WHAT YOU WILL DO ::
Reproduce each line of the listing exactly.

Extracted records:

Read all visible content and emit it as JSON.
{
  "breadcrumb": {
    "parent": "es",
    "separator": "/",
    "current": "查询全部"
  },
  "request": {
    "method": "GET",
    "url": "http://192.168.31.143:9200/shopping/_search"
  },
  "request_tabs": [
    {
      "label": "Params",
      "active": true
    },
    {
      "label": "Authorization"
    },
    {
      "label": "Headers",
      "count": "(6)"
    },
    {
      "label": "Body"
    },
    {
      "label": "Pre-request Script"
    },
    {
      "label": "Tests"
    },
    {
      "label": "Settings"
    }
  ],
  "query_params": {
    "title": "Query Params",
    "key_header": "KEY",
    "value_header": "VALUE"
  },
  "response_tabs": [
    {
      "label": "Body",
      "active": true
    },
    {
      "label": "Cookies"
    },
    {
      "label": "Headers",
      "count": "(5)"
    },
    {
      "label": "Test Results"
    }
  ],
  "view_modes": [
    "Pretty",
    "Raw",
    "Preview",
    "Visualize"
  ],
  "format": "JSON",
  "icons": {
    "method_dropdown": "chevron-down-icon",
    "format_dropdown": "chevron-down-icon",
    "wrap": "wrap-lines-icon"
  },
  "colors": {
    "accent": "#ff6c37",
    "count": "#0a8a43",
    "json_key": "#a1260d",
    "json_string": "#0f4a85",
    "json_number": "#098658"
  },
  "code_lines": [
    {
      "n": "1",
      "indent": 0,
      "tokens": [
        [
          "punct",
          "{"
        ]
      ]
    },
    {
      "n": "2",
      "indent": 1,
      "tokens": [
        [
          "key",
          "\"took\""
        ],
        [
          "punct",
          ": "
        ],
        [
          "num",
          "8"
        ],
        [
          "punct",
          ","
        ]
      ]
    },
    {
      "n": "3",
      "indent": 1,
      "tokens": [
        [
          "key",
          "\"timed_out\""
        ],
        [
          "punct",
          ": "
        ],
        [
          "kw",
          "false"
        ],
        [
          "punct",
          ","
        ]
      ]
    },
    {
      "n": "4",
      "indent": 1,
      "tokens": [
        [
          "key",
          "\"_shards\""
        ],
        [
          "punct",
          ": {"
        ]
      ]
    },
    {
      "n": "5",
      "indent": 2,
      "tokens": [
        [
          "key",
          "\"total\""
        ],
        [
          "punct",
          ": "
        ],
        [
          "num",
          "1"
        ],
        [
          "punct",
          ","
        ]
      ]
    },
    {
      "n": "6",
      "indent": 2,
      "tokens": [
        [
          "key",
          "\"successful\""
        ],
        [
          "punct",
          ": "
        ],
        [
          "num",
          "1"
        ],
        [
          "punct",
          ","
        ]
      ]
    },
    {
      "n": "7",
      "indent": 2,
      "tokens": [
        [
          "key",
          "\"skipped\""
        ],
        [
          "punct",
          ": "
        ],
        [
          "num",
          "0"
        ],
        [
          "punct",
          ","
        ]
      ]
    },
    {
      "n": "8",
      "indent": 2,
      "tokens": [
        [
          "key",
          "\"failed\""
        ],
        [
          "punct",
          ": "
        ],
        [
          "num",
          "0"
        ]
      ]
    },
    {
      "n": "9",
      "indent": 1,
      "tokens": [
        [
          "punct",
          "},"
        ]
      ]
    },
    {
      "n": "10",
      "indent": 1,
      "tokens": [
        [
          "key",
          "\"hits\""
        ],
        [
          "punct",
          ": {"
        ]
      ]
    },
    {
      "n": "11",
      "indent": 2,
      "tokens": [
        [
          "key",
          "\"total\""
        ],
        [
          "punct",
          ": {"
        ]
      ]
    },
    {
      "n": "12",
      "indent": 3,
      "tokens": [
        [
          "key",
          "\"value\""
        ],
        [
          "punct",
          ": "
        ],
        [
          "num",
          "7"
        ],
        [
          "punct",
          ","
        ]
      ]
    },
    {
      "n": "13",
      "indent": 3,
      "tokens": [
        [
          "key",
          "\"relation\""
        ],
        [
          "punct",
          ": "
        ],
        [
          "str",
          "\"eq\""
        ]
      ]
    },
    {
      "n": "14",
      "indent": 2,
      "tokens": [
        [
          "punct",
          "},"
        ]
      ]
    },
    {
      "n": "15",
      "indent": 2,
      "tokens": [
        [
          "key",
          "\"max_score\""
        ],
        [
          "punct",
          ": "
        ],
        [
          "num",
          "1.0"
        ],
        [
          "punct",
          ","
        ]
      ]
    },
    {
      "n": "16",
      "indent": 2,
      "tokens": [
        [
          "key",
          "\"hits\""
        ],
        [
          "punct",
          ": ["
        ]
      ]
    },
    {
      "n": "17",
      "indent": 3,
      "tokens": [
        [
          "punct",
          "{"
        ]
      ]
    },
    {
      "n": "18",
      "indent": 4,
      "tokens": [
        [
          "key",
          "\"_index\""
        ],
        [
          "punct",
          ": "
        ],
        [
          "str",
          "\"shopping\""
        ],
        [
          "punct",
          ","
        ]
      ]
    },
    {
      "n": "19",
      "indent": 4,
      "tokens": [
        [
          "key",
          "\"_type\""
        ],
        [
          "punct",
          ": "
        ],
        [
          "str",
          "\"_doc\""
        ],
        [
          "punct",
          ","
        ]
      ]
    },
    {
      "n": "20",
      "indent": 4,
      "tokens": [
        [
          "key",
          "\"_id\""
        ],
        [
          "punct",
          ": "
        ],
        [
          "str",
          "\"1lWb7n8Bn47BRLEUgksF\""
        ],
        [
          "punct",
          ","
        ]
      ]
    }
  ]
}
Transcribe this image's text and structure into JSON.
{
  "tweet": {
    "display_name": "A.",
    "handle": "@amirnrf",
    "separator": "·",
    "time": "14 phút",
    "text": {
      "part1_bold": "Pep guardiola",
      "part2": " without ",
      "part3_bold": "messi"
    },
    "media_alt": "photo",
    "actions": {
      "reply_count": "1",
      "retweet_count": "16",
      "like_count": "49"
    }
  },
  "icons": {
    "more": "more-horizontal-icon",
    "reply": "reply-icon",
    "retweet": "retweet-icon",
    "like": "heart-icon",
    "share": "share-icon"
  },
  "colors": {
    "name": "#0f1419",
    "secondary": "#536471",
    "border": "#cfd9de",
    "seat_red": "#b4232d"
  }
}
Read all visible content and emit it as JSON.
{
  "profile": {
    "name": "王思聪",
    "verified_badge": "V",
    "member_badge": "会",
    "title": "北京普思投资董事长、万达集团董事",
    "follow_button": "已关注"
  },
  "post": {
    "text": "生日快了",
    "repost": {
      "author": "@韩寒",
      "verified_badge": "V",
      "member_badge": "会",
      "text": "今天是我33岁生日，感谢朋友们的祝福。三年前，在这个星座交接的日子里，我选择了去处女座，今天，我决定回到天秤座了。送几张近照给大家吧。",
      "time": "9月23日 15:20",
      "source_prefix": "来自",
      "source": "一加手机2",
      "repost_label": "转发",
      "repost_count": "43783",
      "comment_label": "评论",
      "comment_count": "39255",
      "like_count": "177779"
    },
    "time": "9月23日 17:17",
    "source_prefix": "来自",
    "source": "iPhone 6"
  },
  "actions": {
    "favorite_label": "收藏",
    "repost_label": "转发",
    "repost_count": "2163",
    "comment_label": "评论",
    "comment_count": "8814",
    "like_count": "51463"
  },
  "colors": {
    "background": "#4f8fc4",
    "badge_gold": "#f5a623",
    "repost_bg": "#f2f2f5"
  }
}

SOLUTION FOR THIS PROBLEM ::
Read all visible content and emit it as JSON.
{
  "breadcrumb": {
    "parent": "es",
    "separator": "/",
    "current": "查询全部"
  },
  "request": {
    "method": "GET",
    "url": "http://192.168.31.143:9200/shopping/_search"
  },
  "request_tabs": [
    {
      "label": "Params",
      "active": true
    },
    {
      "label": "Authorization"
    },
    {
      "label": "Headers",
      "count": "(6)"
    },
    {
      "label": "Body"
    },
    {
      "label": "Pre-request Script"
    },
    {
      "label": "Tests"
    },
    {
      "label": "Settings"
    }
  ],
  "query_params": {
    "title": "Query Params",
    "key_header": "KEY",
    "value_header": "VALUE"
  },
  "response_tabs": [
    {
      "label": "Body",
      "active": true
    },
    {
      "label": "Cookies"
    },
    {
      "label": "Headers",
      "count": "(5)"
    },
    {
      "label": "Test Results"
    }
  ],
  "view_modes": [
    "Pretty",
    "Raw",
    "Preview",
    "Visualize"
  ],
  "format": "JSON",
  "icons": {
    "method_dropdown": "chevron-down-icon",
    "format_dropdown": "chevron-down-icon",
    "wrap": "wrap-lines-icon"
  },
  "colors": {
    "accent": "#ff6c37",
    "count": "#0a8a43",
    "json_key": "#a1260d",
    "json_string": "#0f4a85",
    "json_number": "#098658"
  },
  "code_lines": [
    {
      "n": "1",
      "indent": 0,
      "tokens": [
        [
          "punct",
          "{"
        ]
      ]
    },
    {
      "n": "2",
      "indent": 1,
      "tokens": [
        [
          "key",
          "\"took\""
        ],
        [
          "punct",
          ": "
        ],
        [
          "num",
          "8"
        ],
        [
          "punct",
          ","
        ]
      ]
    },
    {
      "n": "3",
      "indent": 1,
      "tokens": [
        [
          "key",
          "\"timed_out\""
        ],
        [
          "punct",
          ": "
        ],
        [
          "kw",
          "false"
        ],
        [
          "punct",
          ","
        ]
      ]
    },
    {
      "n": "4",
      "indent": 1,
      "tokens": [
        [
          "key",
          "\"_shards\""
        ],
        [
          "punct",
          ": {"
        ]
      ]
    },
    {
      "n": "5",
      "indent": 2,
      "tokens": [
        [
          "key",
          "\"total\""
        ],
        [
          "punct",
          ": "
        ],
        [
          "num",
          "1"
        ],
        [
          "punct",
          ","
        ]
      ]
    },
    {
      "n": "6",
      "indent": 2,
      "tokens": [
        [
          "key",
          "\"successful\""
        ],
        [
          "punct",
          ": "
        ],
        [
          "num",
          "1"
        ],
        [
          "punct",
          ","
        ]
      ]
    },
    {
      "n": "7",
      "indent": 2,
      "tokens": [
        [
          "key",
          "\"skipped\""
        ],
        [
          "punct",
          ": "
        ],
        [
          "num",
          "0"
        ],
        [
          "punct",
          ","
        ]
      ]
    },
    {
      "n": "8",
      "indent": 2,
      "tokens": [
        [
          "key",
          "\"failed\""
        ],
        [
          "punct",
          ": "
        ],
        [
          "num",
          "0"
        ]
      ]
    },
    {
      "n": "9",
      "indent": 1,
      "tokens": [
        [
          "punct",
          "},"
        ]
      ]
    },
    {
      "n": "10",
      "indent": 1,
      "tokens": [
        [
          "key",
          "\"hits\""
        ],
        [
          "punct",
          ": {"
        ]
      ]
    },
    {
      "n": "11",
      "indent": 2,
      "tokens": [
        [
          "key",
          "\"total\""
        ],
        [
          "punct",
          ": {"
        ]
      ]
    },
    {
      "n": "12",
      "indent": 3,
      "tokens": [
        [
          "key",
          "\"value\""
        ],
        [
          "punct",
          ": "
        ],
        [
          "num",
          "7"
        ],
        [
          "punct",
          ","
        ]
      ]
    },
    {
      "n": "13",
      "indent": 3,
      "tokens": [
        [
          "key",
          "\"relation\""
        ],
        [
          "punct",
          ": "
        ],
        [
          "str",
          "\"eq\""
        ]
      ]
    },
    {
      "n": "14",
      "indent": 2,
      "tokens": [
        [
          "punct",
          "},"
        ]
      ]
    },
    {
      "n": "15",
      "indent": 2,
      "tokens": [
        [
          "key",
          "\"max_score\""
        ],
        [
          "punct",
          ": "
        ],
        [
          "num",
          "1.0"
        ],
        [
          "punct",
          ","
        ]
      ]
    },
    {
      "n": "16",
      "indent": 2,
      "tokens": [
        [
          "key",
          "\"hits\""
        ],
        [
          "punct",
          ": ["
        ]
      ]
    },
    {
      "n": "17",
      "indent": 3,
      "tokens": [
        [
          "punct",
          "{"
        ]
      ]
    },
    {
      "n": "18",
      "indent": 4,
      "tokens": [
        [
          "key",
          "\"_index\""
        ],
        [
          "punct",
          ": "
        ],
        [
          "str",
          "\"shopping\""
        ],
        [
          "punct",
          ","
        ]
      ]
    },
    {
      "n": "19",
      "indent": 4,
      "tokens": [
        [
          "key",
          "\"_type\""
        ],
        [
          "punct",
          ": "
        ],
        [
          "str",
          "\"_doc\""
        ],
        [
          "punct",
          ","
        ]
      ]
    },
    {
      "n": "20",
      "indent": 4,
      "tokens": [
        [
          "key",
          "\"_id\""
        ],
        [
          "punct",
          ": "
        ],
        [
          "str",
          "\"1lWb7n8Bn47BRLEUgksF\""
        ],
        [
          "punct",
          ","
        ]
      ]
    }
  ]
}
Transcribe this image's text and structure into JSON.
{
  "tweet": {
    "display_name": "A.",
    "handle": "@amirnrf",
    "separator": "·",
    "time": "14 phút",
    "text": {
      "part1_bold": "Pep guardiola",
      "part2": " without ",
      "part3_bold": "messi"
    },
    "media_alt": "photo",
    "actions": {
      "reply_count": "1",
      "retweet_count": "16",
      "like_count": "49"
    }
  },
  "icons": {
    "more": "more-horizontal-icon",
    "reply": "reply-icon",
    "retweet": "retweet-icon",
    "like": "heart-icon",
    "share": "share-icon"
  },
  "colors": {
    "name": "#0f1419",
    "secondary": "#536471",
    "border": "#cfd9de",
    "seat_red": "#b4232d"
  }
}
Read all visible content and emit it as JSON.
{
  "profile": {
    "name": "王思聪",
    "verified_badge": "V",
    "member_badge": "会",
    "title": "北京普思投资董事长、万达集团董事",
    "follow_button": "已关注"
  },
  "post": {
    "text": "生日快了",
    "repost": {
      "author": "@韩寒",
      "verified_badge": "V",
      "member_badge": "会",
      "text": "今天是我33岁生日，感谢朋友们的祝福。三年前，在这个星座交接的日子里，我选择了去处女座，今天，我决定回到天秤座了。送几张近照给大家吧。",
      "time": "9月23日 15:20",
      "source_prefix": "来自",
      "source": "一加手机2",
      "repost_label": "转发",
      "repost_count": "43783",
      "comment_label": "评论",
      "comment_count": "39255",
      "like_count": "177779"
    },
    "time": "9月23日 17:17",
    "source_prefix": "来自",
    "source": "iPhone 6"
  },
  "actions": {
    "favorite_label": "收藏",
    "repost_label": "转发",
    "repost_count": "2163",
    "comment_label": "评论",
    "comment_count": "8814",
    "like_count": "51463"
  },
  "colors": {
    "background": "#4f8fc4",
    "badge_gold": "#f5a623",
    "repost_bg": "#f2f2f5"
  }
}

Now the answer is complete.